▶ **Given problem**:
Look through the data below. Collect every line where the word "this" occurs.

▶ **Recorded data**:
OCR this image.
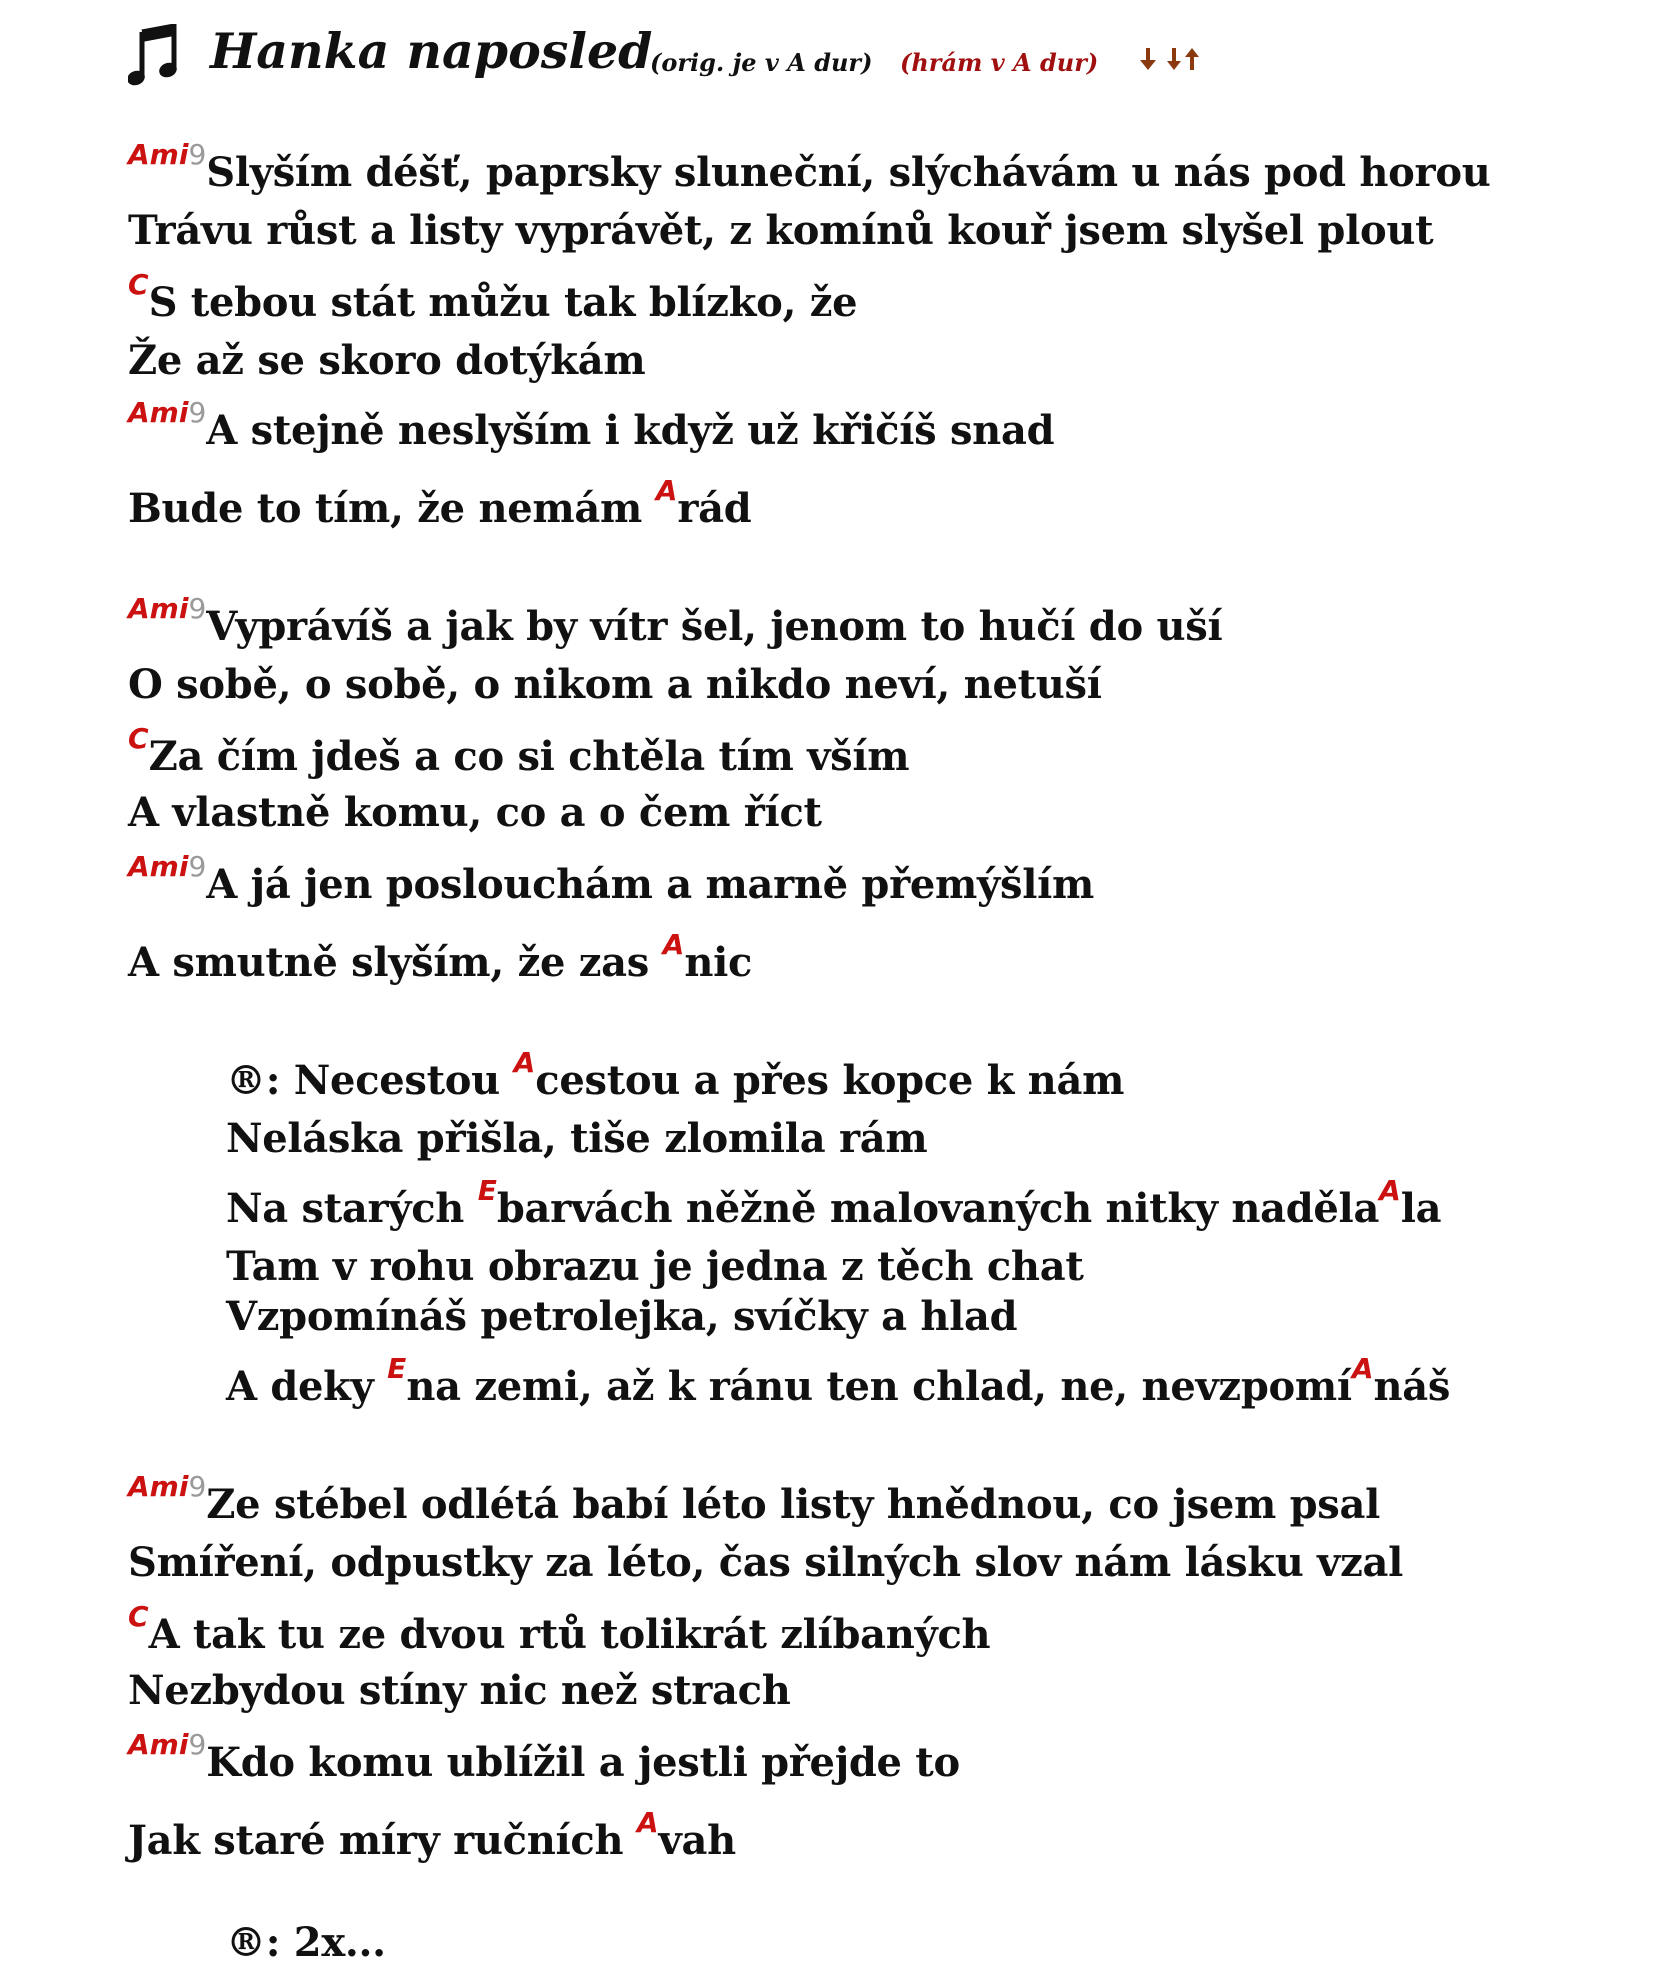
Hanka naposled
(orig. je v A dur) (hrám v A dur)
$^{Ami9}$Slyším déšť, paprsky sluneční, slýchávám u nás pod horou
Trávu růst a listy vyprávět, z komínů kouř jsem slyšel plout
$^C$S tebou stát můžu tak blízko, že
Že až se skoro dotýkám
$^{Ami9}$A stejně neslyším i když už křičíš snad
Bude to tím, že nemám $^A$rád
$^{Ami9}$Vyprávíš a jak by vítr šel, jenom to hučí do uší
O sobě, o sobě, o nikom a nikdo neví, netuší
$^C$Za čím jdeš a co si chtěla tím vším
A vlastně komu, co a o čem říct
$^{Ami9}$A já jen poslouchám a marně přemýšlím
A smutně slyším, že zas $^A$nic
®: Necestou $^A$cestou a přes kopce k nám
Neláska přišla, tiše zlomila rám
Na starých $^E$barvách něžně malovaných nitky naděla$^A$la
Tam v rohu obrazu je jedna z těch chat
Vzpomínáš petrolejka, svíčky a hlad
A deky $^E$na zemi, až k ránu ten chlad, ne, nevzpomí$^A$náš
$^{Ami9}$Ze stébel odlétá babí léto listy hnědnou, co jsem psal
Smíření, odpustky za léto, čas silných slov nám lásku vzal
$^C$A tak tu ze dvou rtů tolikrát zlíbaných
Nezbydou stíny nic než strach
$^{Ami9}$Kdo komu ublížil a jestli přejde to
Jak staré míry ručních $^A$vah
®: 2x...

* * *

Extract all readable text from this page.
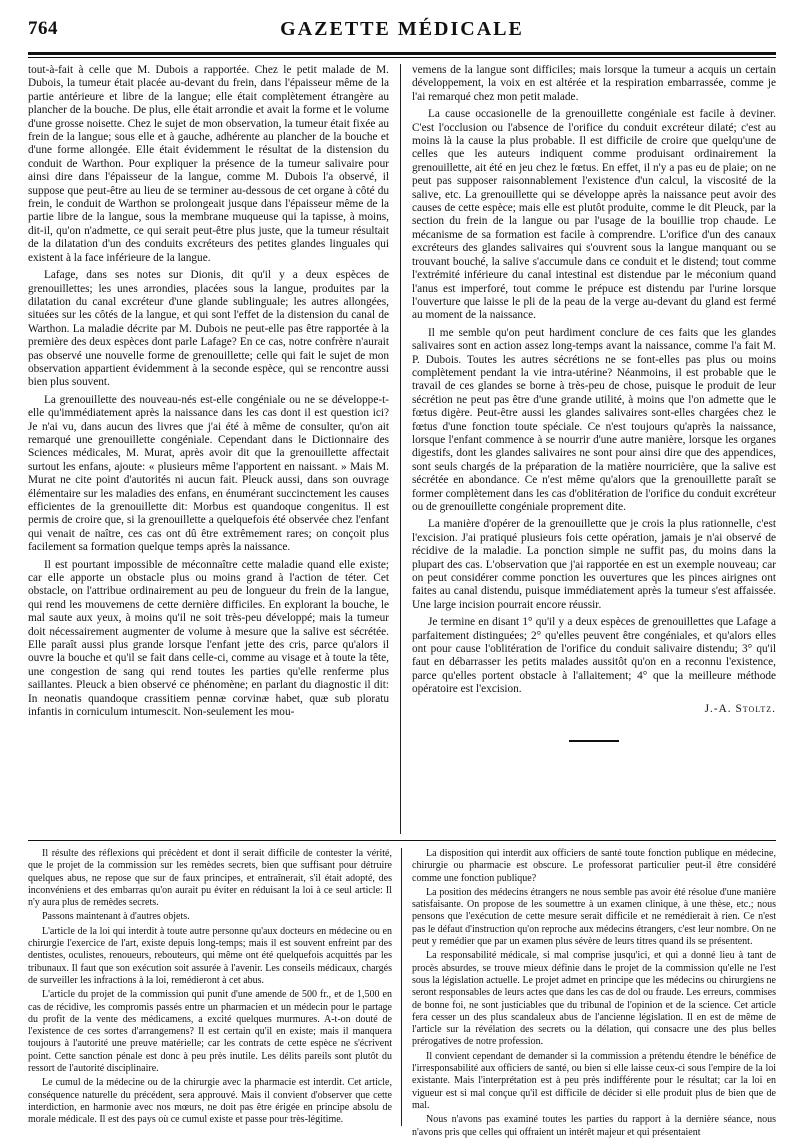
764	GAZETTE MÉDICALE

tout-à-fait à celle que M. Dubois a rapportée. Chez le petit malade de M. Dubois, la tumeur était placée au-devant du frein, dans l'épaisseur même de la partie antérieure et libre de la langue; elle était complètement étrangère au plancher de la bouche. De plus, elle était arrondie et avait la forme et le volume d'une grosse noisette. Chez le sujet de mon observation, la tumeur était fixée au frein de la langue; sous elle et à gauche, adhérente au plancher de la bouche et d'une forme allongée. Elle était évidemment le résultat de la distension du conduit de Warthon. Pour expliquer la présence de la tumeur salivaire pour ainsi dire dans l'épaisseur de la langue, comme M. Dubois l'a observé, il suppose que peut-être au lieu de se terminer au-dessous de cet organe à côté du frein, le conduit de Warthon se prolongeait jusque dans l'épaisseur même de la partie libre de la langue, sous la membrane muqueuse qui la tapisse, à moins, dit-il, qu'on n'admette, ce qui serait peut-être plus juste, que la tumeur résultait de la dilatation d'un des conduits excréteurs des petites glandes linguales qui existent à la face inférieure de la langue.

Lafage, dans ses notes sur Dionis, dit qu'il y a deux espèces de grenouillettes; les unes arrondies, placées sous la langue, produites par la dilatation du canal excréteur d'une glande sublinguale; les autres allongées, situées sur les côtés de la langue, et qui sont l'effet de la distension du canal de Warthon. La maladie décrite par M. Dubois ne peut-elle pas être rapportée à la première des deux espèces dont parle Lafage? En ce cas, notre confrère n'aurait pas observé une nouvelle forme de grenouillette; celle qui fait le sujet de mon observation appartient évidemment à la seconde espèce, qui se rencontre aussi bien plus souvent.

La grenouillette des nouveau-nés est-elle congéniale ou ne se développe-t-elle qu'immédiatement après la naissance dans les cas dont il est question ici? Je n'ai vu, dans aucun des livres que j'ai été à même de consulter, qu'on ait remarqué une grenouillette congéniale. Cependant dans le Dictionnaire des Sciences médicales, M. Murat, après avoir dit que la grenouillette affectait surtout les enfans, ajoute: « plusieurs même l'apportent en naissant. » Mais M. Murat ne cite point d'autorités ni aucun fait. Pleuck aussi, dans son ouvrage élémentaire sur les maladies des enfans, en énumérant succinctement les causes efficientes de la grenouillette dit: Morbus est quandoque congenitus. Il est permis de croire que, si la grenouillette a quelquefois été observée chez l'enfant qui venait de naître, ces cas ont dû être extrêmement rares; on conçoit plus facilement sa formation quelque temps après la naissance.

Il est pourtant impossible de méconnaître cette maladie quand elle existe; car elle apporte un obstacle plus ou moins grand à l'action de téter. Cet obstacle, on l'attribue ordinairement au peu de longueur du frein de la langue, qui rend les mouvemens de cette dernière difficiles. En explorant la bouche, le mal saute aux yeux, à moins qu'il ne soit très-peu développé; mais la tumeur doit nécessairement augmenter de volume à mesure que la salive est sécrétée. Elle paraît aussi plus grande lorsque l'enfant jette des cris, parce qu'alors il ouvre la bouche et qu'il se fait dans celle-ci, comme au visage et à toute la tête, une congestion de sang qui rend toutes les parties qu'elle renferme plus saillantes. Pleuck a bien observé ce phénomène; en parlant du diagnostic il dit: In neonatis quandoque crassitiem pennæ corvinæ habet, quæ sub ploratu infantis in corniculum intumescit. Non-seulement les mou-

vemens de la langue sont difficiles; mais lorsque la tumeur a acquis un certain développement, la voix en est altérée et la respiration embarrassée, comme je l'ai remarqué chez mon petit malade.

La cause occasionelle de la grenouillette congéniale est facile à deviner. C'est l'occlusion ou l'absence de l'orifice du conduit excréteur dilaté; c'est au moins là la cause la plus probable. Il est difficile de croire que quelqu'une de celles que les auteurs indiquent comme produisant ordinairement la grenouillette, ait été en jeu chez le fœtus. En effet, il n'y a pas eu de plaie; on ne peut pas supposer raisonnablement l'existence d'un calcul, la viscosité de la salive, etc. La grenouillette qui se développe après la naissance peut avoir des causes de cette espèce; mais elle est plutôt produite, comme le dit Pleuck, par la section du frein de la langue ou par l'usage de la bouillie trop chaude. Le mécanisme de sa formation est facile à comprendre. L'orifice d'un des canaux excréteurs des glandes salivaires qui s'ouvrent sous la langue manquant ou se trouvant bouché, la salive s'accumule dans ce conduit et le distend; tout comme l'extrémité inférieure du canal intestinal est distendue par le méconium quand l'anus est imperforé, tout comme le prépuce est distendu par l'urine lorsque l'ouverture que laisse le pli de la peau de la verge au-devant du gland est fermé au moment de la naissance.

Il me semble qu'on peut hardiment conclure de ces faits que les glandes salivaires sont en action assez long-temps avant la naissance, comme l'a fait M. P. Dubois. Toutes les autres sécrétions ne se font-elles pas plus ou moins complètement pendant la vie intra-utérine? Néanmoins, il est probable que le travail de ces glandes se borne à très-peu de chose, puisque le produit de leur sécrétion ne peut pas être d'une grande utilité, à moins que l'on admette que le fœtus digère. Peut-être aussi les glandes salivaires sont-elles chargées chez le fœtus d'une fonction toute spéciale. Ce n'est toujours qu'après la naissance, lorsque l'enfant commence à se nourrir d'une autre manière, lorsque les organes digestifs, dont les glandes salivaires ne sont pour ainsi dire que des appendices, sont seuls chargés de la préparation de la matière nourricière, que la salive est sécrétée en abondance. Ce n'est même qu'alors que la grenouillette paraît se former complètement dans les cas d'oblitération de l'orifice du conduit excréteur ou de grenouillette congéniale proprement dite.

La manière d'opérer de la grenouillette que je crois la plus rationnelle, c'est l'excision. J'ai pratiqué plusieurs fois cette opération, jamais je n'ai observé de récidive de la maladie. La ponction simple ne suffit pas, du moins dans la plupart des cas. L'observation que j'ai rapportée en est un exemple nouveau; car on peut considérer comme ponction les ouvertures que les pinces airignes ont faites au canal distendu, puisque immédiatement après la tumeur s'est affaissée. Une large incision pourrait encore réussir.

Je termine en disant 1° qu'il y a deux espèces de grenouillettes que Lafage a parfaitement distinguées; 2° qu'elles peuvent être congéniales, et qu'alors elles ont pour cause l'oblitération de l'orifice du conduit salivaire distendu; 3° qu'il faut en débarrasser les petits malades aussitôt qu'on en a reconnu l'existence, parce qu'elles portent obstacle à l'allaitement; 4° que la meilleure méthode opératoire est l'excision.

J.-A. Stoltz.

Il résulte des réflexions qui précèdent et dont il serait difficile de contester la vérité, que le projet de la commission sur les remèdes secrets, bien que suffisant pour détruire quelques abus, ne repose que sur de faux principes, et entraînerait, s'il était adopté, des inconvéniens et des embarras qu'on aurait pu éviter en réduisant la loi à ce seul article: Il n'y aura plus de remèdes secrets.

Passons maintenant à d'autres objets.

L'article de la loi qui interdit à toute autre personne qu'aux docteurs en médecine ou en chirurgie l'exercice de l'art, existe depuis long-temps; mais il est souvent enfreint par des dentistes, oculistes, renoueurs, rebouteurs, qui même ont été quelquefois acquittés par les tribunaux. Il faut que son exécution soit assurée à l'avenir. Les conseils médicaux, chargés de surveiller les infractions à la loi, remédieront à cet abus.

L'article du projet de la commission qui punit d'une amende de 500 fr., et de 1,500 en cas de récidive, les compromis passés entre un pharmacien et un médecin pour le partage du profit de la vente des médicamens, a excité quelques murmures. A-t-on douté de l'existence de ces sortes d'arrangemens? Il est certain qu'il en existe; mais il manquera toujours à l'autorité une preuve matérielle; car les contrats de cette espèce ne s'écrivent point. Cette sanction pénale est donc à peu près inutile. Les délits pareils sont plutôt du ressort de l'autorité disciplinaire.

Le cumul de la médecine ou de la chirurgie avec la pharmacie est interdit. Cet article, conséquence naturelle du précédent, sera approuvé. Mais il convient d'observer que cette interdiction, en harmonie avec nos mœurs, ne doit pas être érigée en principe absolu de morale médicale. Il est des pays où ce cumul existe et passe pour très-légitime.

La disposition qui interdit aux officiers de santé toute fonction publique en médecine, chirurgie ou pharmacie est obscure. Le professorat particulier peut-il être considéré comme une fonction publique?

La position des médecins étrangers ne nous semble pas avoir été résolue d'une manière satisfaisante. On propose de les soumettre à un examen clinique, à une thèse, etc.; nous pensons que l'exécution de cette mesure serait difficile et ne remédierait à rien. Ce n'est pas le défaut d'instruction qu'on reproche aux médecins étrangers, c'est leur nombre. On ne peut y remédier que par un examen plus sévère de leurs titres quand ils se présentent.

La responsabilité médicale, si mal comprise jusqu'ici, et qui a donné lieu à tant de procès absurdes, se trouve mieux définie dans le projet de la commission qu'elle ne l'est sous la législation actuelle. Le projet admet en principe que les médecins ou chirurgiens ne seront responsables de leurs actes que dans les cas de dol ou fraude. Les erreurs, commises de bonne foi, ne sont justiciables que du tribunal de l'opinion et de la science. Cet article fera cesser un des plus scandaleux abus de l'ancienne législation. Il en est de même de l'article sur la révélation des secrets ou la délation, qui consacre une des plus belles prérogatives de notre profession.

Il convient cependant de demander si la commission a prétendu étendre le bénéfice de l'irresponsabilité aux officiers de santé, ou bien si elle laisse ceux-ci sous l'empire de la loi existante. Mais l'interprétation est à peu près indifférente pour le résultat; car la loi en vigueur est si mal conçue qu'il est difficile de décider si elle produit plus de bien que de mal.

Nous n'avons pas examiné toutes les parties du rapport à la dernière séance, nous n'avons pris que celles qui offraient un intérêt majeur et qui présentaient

...

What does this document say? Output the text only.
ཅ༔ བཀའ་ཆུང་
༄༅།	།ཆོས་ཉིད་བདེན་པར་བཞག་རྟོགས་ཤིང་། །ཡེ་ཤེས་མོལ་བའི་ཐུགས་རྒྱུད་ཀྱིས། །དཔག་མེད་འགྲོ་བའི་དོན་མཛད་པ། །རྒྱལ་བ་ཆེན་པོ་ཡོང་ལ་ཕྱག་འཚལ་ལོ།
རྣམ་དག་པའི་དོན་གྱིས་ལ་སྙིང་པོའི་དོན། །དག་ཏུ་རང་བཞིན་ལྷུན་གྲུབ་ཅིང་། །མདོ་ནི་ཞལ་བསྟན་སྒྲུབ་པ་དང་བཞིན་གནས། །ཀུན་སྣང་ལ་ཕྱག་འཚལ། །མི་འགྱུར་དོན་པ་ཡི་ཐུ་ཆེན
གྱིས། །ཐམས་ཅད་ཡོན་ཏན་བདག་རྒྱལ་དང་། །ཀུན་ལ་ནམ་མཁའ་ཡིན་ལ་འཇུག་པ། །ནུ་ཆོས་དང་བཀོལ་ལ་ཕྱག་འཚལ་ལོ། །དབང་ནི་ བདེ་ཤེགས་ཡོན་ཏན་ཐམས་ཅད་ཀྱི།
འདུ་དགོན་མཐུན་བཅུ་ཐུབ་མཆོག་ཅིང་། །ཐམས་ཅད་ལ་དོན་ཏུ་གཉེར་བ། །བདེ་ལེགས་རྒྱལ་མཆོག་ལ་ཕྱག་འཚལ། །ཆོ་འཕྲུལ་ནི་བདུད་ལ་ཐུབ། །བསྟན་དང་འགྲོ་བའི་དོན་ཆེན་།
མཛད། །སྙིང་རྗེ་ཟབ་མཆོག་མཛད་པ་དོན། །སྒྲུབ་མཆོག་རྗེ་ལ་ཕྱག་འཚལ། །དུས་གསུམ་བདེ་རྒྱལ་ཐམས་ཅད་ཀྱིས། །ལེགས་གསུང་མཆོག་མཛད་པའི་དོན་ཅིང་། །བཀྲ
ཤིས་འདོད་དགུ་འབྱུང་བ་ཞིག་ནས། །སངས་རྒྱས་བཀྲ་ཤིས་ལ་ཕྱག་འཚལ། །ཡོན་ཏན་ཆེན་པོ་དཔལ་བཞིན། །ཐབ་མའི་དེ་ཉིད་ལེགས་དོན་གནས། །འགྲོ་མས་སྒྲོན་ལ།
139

▶ **Complete output**:
OCR this image.
Extract all readable text from this page.
What does this document say? Output the text only.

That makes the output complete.